Your answer should be one number: how many lines of the data include the string "JSON"?
--- START OF SUPPLIED DATA ---
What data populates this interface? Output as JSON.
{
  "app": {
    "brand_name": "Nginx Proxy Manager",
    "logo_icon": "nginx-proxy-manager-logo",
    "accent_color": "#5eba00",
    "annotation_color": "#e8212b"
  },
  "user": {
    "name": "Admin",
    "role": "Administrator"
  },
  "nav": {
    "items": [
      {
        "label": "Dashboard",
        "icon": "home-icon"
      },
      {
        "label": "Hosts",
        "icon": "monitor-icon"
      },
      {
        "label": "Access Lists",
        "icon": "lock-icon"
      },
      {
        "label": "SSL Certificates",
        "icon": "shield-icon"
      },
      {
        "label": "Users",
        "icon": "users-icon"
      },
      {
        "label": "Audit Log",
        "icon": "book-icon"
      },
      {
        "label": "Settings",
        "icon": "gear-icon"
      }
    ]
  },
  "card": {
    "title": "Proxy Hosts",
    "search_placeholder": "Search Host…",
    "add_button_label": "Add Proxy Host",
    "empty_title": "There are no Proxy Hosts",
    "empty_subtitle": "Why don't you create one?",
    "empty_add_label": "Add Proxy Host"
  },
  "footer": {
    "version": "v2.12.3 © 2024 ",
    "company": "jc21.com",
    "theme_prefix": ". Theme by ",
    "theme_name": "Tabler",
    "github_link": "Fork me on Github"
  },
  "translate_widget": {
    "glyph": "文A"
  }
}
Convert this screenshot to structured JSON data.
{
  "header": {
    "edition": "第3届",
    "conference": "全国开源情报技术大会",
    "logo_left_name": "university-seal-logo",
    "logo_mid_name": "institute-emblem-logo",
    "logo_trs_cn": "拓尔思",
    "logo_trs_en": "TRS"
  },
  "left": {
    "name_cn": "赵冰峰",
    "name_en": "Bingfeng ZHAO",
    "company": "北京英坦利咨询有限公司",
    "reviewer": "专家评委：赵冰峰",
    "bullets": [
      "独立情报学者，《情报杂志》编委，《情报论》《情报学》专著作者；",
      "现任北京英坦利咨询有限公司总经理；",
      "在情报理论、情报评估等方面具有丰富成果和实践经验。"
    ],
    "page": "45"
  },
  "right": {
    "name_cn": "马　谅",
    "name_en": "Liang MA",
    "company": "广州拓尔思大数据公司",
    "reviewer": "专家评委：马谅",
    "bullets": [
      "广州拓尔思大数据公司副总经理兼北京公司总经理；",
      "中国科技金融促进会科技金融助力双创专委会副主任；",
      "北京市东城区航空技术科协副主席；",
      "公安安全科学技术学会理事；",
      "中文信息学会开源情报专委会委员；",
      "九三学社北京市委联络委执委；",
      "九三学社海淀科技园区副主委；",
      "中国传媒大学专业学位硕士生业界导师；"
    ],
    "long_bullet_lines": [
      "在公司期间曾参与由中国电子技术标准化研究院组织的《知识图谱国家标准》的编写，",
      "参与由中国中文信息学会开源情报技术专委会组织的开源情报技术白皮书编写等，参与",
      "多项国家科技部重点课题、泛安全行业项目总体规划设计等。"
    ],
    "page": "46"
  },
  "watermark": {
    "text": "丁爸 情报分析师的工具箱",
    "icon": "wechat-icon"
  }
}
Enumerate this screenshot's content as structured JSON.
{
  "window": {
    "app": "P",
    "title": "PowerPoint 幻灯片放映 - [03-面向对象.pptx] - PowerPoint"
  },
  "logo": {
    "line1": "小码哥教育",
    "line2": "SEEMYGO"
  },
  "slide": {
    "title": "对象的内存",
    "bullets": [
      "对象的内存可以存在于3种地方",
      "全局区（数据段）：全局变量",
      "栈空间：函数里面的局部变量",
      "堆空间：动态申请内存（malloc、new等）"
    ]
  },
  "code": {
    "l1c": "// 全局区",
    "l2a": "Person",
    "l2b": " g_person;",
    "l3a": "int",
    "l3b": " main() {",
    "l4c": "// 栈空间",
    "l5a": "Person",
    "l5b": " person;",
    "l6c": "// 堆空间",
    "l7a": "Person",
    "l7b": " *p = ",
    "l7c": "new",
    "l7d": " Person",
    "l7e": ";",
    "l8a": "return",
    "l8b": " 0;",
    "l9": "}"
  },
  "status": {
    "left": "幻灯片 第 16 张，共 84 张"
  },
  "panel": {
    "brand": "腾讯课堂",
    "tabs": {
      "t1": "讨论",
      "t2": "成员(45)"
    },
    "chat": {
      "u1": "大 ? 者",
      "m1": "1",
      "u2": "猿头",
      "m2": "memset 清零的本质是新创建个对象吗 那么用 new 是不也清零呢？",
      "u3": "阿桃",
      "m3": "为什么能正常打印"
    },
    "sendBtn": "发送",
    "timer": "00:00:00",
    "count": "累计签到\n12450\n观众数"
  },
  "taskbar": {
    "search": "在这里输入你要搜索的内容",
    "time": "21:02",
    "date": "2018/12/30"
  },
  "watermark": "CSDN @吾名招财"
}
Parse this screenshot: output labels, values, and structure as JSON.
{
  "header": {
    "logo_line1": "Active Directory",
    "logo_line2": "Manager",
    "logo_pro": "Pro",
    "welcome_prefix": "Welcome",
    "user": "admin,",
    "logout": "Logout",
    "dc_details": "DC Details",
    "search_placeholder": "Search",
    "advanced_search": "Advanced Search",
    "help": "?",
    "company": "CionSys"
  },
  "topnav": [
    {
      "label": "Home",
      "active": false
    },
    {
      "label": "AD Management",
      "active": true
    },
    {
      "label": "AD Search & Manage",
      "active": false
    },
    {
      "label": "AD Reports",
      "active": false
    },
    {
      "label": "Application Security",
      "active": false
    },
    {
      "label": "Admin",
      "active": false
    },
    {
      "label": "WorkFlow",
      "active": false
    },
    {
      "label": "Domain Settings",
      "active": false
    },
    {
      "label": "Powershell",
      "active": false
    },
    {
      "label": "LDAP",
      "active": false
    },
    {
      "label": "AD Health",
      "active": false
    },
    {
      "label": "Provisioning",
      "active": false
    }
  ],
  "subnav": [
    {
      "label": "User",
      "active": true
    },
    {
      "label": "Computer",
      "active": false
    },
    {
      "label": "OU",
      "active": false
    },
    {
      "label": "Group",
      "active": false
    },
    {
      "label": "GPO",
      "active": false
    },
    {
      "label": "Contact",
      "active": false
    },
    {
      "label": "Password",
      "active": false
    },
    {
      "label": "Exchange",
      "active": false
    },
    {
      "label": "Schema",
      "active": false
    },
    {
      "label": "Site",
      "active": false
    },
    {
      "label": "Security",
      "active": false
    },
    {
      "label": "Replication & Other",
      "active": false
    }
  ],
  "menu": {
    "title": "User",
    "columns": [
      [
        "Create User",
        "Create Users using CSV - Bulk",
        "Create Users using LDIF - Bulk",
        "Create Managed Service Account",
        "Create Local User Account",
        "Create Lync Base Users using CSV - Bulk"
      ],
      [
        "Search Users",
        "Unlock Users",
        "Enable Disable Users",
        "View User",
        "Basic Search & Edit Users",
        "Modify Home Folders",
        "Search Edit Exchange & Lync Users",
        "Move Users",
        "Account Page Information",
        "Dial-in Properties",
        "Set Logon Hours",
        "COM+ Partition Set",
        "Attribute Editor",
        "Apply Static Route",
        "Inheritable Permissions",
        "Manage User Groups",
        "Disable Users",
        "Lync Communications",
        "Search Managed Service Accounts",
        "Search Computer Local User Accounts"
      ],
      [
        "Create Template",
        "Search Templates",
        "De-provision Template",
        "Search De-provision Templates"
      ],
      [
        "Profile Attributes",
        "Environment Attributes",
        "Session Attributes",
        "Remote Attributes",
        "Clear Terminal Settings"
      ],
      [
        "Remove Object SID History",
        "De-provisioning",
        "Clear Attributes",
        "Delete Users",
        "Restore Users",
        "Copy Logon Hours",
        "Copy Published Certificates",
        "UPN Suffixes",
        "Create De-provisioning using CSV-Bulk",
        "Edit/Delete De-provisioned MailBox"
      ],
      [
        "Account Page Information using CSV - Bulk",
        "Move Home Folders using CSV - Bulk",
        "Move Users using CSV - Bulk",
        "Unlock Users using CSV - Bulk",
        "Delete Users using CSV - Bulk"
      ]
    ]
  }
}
--- END OF SUPPLIED DATA ---
**TASK RESULT**
4